* TASK DESCRIPTION *
Could you rewrite all of the records below with every "y-tick-label" changed to "y-axis-tick" and nothing else altered, leaving out the pictures?
** begin EXTRACTED RECORDS **
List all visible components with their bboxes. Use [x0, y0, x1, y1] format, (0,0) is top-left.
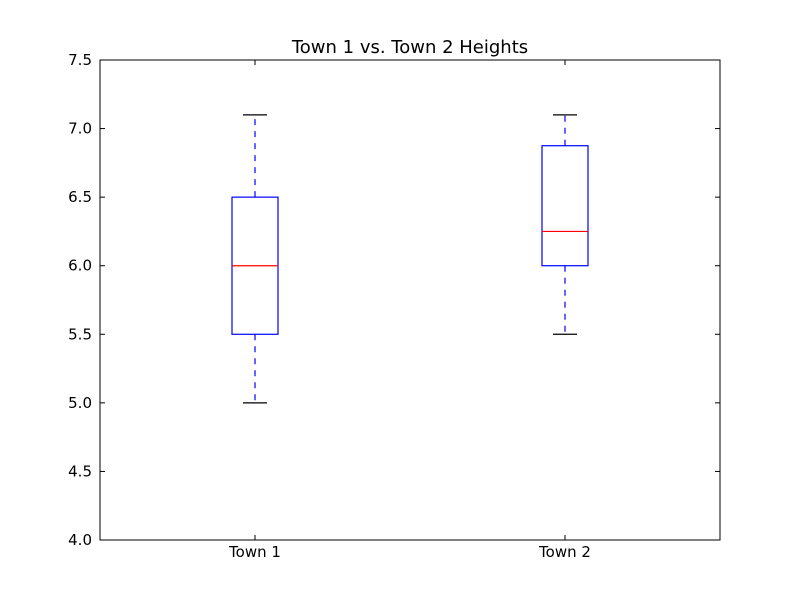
- box-town-2: [541, 114, 589, 335]
- y-tick-label: 5.5: [68, 325, 92, 343]
- y-tick-label: 5.0: [68, 394, 92, 412]
- y-tick-label: 6.0: [68, 257, 92, 275]
- plot-area-frame: [99, 59, 721, 541]
- y-tick-label: 6.5: [68, 188, 92, 206]
- box-town-1: [231, 114, 279, 404]
- y-tick-label: 7.0: [68, 120, 92, 138]
- chart-title: Town 1 vs. Town 2 Heights: [291, 37, 528, 58]
- x-tick-label: Town 1: [228, 543, 281, 561]
- y-tick-label: 4.0: [68, 531, 92, 549]
- y-axis: 4.0 4.5 5.0 5.5 6.0 6.5 7.0 7.5: [68, 51, 720, 549]
- x-axis: Town 1 Town 2: [228, 60, 591, 561]
- box-series: [231, 114, 589, 404]
- y-tick-label: 4.5: [68, 462, 92, 480]
- iqr-box: [541, 145, 589, 267]
- y-tick-label: 7.5: [68, 51, 92, 69]
- x-tick-label: Town 2: [538, 543, 591, 561]
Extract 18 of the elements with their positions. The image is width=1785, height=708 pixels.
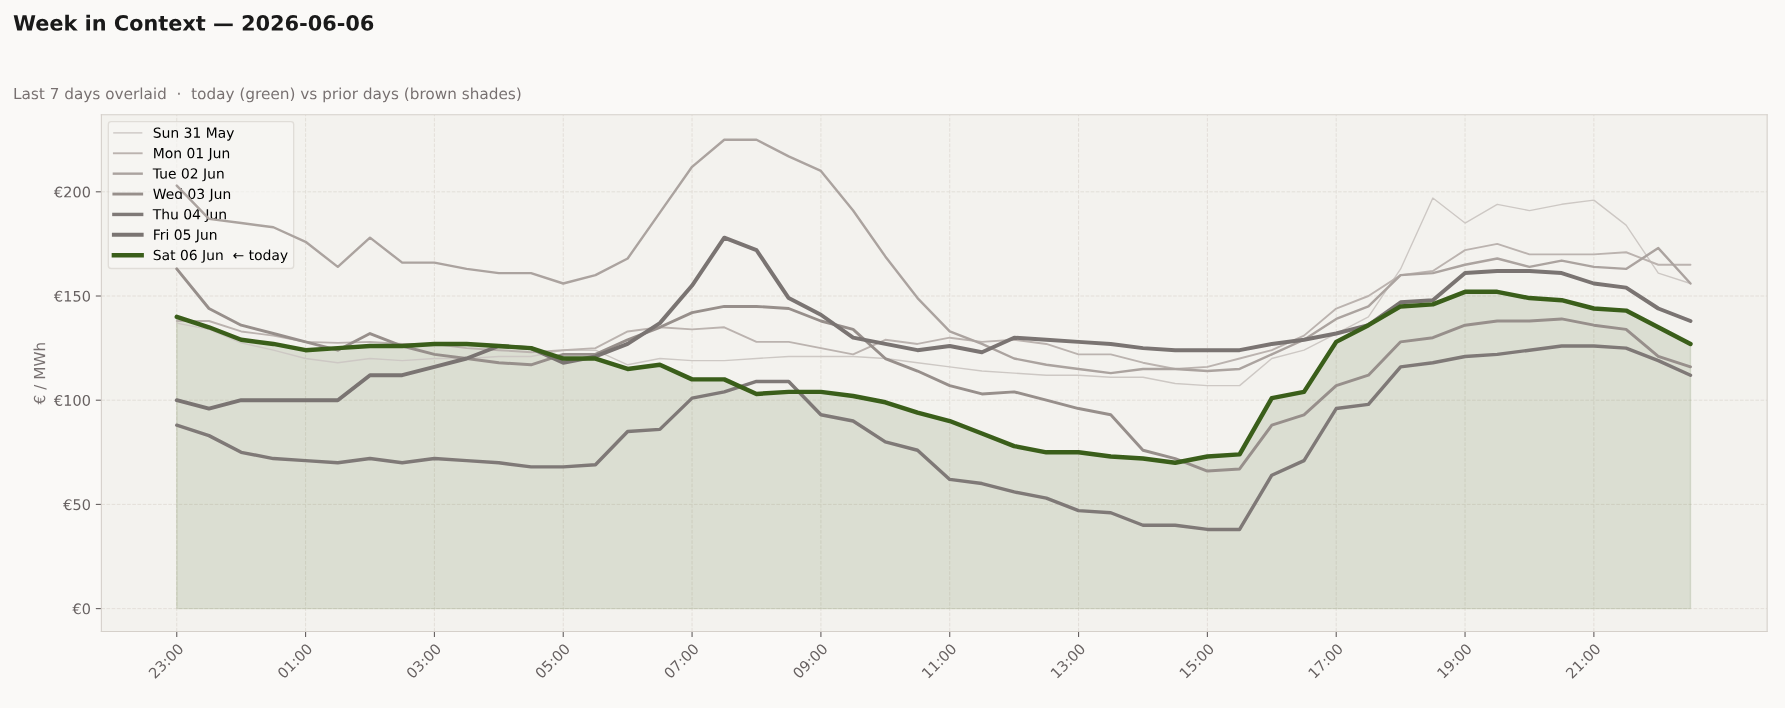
y-tick-label: €50	[63, 499, 90, 511]
chart-title: Week in Context — 2026-06-06	[13, 14, 374, 31]
line-series	[175, 344, 1693, 532]
legend-label: Sat 06 Jun ← today	[153, 249, 288, 263]
legend-label: Fri 05 Jun	[154, 229, 217, 243]
y-tick-label: €0	[72, 603, 90, 615]
y-tick-label: €200	[53, 186, 90, 198]
legend-label: Sun 31 May	[153, 127, 234, 141]
line-series	[175, 267, 1692, 473]
y-tick-label: €150	[53, 290, 90, 302]
legend-label: Thu 04 Jun	[152, 208, 226, 223]
y-tick-label: €100	[53, 394, 90, 406]
legend-label: Mon 01 Jun	[154, 147, 230, 161]
legend-label: Tue 02 Jun	[152, 168, 224, 182]
legend-label: Wed 03 Jun	[153, 188, 231, 202]
line-series	[175, 242, 1692, 370]
y-axis-title: € / MWh	[33, 343, 47, 405]
chart-subtitle: Last 7 days overlaid · today (green) vs prior days (brown shades)	[14, 87, 521, 103]
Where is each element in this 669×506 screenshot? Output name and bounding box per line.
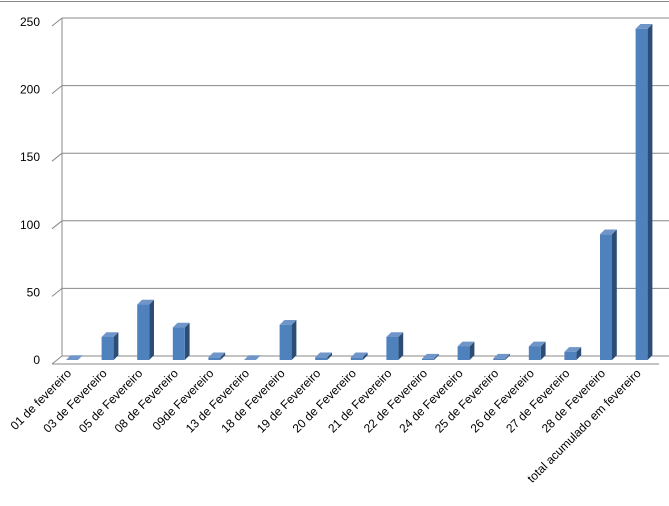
bar-top xyxy=(315,352,332,358)
bar xyxy=(279,324,292,360)
bar xyxy=(493,358,506,360)
bar xyxy=(350,357,363,360)
bar-side xyxy=(434,353,439,360)
bar-side xyxy=(113,332,119,360)
y-tick-label: 50 xyxy=(27,285,41,299)
bar-top xyxy=(350,352,368,358)
bar-side xyxy=(576,347,582,360)
bar-top xyxy=(208,352,226,358)
bar xyxy=(172,327,185,360)
bar-side xyxy=(362,352,368,360)
bar-top xyxy=(66,355,83,360)
bar-top xyxy=(172,322,190,328)
bar-side xyxy=(540,341,546,360)
bar xyxy=(208,357,221,360)
bar-top xyxy=(493,353,510,359)
bar xyxy=(315,357,328,360)
bar-side xyxy=(184,322,190,360)
bar-top xyxy=(600,229,617,235)
bar-side xyxy=(647,23,653,361)
grid-line-depth xyxy=(51,220,63,230)
grid-line-depth xyxy=(51,85,63,94)
bar xyxy=(600,234,612,360)
bar-side xyxy=(612,229,617,360)
y-tick-label: 150 xyxy=(20,150,40,164)
bar-side xyxy=(327,352,332,360)
bar xyxy=(457,346,470,360)
bar-side xyxy=(505,353,510,360)
bar xyxy=(635,28,648,360)
bar xyxy=(137,304,150,360)
bar xyxy=(386,337,399,360)
bar xyxy=(422,358,434,360)
bar-top xyxy=(635,23,653,29)
x-tick-label: 01 de fevereiro xyxy=(8,366,75,433)
bar-side xyxy=(469,341,475,360)
bar-side xyxy=(398,332,404,360)
bar-side xyxy=(220,352,226,360)
bar-top xyxy=(422,353,439,359)
y-tick-label: 0 xyxy=(33,353,40,367)
grid-line-depth xyxy=(51,152,63,162)
bar-top xyxy=(457,341,475,347)
bar-top xyxy=(244,355,261,360)
bar-top xyxy=(386,332,404,338)
bar-side xyxy=(149,299,154,360)
bar-top xyxy=(137,299,154,305)
bar-side xyxy=(291,320,297,360)
x-tick-label: 09de Fevereiro xyxy=(150,366,217,433)
bar-top xyxy=(101,332,119,338)
bar-top xyxy=(528,341,546,347)
grid-line-depth xyxy=(51,288,63,297)
bar xyxy=(564,351,577,360)
bar-top xyxy=(564,347,582,352)
bar-top xyxy=(279,320,297,325)
grid-line-depth xyxy=(51,355,63,365)
grid-line-depth xyxy=(51,17,63,27)
bar xyxy=(101,337,114,360)
y-tick-label: 200 xyxy=(20,83,40,97)
y-tick-label: 100 xyxy=(20,218,40,232)
y-tick-label: 250 xyxy=(20,15,40,29)
bar xyxy=(528,346,541,360)
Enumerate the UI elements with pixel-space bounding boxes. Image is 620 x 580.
** end EXTRACTED RECORDS **
* THE SOLUTION *
List all visible components with their bboxes. Use [x0, y0, x1, y1] format, (0,0) is top-left.
- box-town-2: [541, 114, 589, 335]
- y-axis-tick: 5.5: [68, 325, 92, 343]
- y-axis-tick: 5.0: [68, 394, 92, 412]
- y-axis-tick: 6.0: [68, 257, 92, 275]
- plot-area-frame: [99, 59, 721, 541]
- y-axis-tick: 6.5: [68, 188, 92, 206]
- box-town-1: [231, 114, 279, 404]
- y-axis-tick: 7.0: [68, 120, 92, 138]
- chart-title: Town 1 vs. Town 2 Heights: [291, 37, 528, 58]
- x-tick-label: Town 1: [228, 543, 281, 561]
- y-axis-tick: 4.0: [68, 531, 92, 549]
- y-axis: 4.0 4.5 5.0 5.5 6.0 6.5 7.0 7.5: [68, 51, 720, 549]
- x-axis: Town 1 Town 2: [228, 60, 591, 561]
- box-series: [231, 114, 589, 404]
- y-axis-tick: 4.5: [68, 462, 92, 480]
- iqr-box: [541, 145, 589, 267]
- y-axis-tick: 7.5: [68, 51, 92, 69]
- x-tick-label: Town 2: [538, 543, 591, 561]
Extract 18 of the elements with their positions. The image is width=1785, height=708 pixels.
y-axis-tick: €50	[63, 499, 90, 511]
chart-title: Week in Context — 2026-06-06	[13, 14, 374, 31]
line-series	[175, 344, 1693, 532]
legend-label: Sat 06 Jun ← today	[153, 249, 288, 263]
legend-label: Fri 05 Jun	[154, 229, 217, 243]
y-axis-tick: €0	[72, 603, 90, 615]
y-axis-tick: €200	[53, 186, 90, 198]
legend-label: Sun 31 May	[153, 127, 234, 141]
line-series	[175, 267, 1692, 473]
y-axis-tick: €150	[53, 290, 90, 302]
legend-label: Thu 04 Jun	[152, 208, 226, 223]
y-axis-tick: €100	[53, 394, 90, 406]
legend-label: Mon 01 Jun	[154, 147, 230, 161]
legend-label: Tue 02 Jun	[152, 168, 224, 182]
legend-label: Wed 03 Jun	[153, 188, 231, 202]
line-series	[175, 242, 1692, 370]
y-axis-title: € / MWh	[33, 343, 47, 405]
chart-subtitle: Last 7 days overlaid · today (green) vs prior days (brown shades)	[14, 87, 521, 103]
Where is each element in this 669×506 screenshot? Output name and bounding box per line.
bar-top xyxy=(315,352,332,358)
bar xyxy=(279,324,292,360)
bar xyxy=(493,358,506,360)
bar xyxy=(350,357,363,360)
bar-side xyxy=(434,353,439,360)
bar-side xyxy=(113,332,119,360)
y-axis-tick: 50 xyxy=(27,285,41,299)
bar-top xyxy=(350,352,368,358)
bar-side xyxy=(576,347,582,360)
bar-top xyxy=(208,352,226,358)
bar xyxy=(172,327,185,360)
bar-side xyxy=(362,352,368,360)
bar-top xyxy=(66,355,83,360)
bar-top xyxy=(172,322,190,328)
bar-side xyxy=(540,341,546,360)
bar xyxy=(208,357,221,360)
bar-top xyxy=(493,353,510,359)
bar xyxy=(315,357,328,360)
bar-side xyxy=(184,322,190,360)
bar-top xyxy=(600,229,617,235)
bar-side xyxy=(647,23,653,361)
grid-line-depth xyxy=(51,220,63,230)
grid-line-depth xyxy=(51,85,63,94)
bar xyxy=(600,234,612,360)
bar-side xyxy=(612,229,617,360)
y-axis-tick: 150 xyxy=(20,150,40,164)
bar-side xyxy=(327,352,332,360)
bar xyxy=(457,346,470,360)
bar-side xyxy=(505,353,510,360)
bar xyxy=(635,28,648,360)
bar xyxy=(137,304,150,360)
bar xyxy=(386,337,399,360)
bar xyxy=(422,358,434,360)
bar-top xyxy=(635,23,653,29)
x-tick-label: 01 de fevereiro xyxy=(8,366,75,433)
bar-side xyxy=(469,341,475,360)
bar-side xyxy=(398,332,404,360)
bar-side xyxy=(220,352,226,360)
bar-top xyxy=(422,353,439,359)
y-axis-tick: 0 xyxy=(33,353,40,367)
grid-line-depth xyxy=(51,152,63,162)
bar-top xyxy=(457,341,475,347)
bar-top xyxy=(244,355,261,360)
bar-top xyxy=(386,332,404,338)
bar-side xyxy=(149,299,154,360)
bar-top xyxy=(137,299,154,305)
bar-side xyxy=(291,320,297,360)
x-tick-label: 09de Fevereiro xyxy=(150,366,217,433)
bar-top xyxy=(101,332,119,338)
bar-top xyxy=(528,341,546,347)
grid-line-depth xyxy=(51,288,63,297)
bar xyxy=(564,351,577,360)
bar-top xyxy=(564,347,582,352)
bar-top xyxy=(279,320,297,325)
grid-line-depth xyxy=(51,355,63,365)
grid-line-depth xyxy=(51,17,63,27)
bar xyxy=(101,337,114,360)
y-axis-tick: 200 xyxy=(20,83,40,97)
y-axis-tick: 100 xyxy=(20,218,40,232)
y-axis-tick: 250 xyxy=(20,15,40,29)
bar xyxy=(528,346,541,360)
Enumerate the UI elements with pixel-space bounding boxes. Image is 620 x 580.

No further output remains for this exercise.